Look through the material below, count the lines containing the word "弹性势能与形变量有关", and state only the count.

_Listing_
**********

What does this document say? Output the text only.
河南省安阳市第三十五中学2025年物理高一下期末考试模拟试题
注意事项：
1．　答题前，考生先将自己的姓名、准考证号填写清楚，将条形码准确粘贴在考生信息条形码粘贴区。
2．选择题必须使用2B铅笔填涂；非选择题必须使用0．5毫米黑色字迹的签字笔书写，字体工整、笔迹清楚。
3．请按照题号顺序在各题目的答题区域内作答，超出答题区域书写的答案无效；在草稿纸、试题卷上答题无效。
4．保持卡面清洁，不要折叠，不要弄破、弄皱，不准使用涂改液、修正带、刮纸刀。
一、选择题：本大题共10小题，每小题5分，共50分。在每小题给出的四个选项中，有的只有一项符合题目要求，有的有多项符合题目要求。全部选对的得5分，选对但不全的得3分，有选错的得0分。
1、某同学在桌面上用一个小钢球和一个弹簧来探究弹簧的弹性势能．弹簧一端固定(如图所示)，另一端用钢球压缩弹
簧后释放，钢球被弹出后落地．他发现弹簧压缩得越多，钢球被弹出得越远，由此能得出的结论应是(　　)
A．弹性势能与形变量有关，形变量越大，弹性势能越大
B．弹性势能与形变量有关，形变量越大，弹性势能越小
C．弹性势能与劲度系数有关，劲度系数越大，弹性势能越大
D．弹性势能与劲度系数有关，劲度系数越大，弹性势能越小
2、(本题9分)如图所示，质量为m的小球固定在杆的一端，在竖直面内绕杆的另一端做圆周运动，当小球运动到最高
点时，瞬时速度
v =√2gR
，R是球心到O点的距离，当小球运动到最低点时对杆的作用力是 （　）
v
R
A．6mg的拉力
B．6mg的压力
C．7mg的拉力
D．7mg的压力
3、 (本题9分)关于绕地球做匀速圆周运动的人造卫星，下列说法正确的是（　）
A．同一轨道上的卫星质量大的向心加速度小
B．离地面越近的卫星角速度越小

**********

_Completed exercise_
2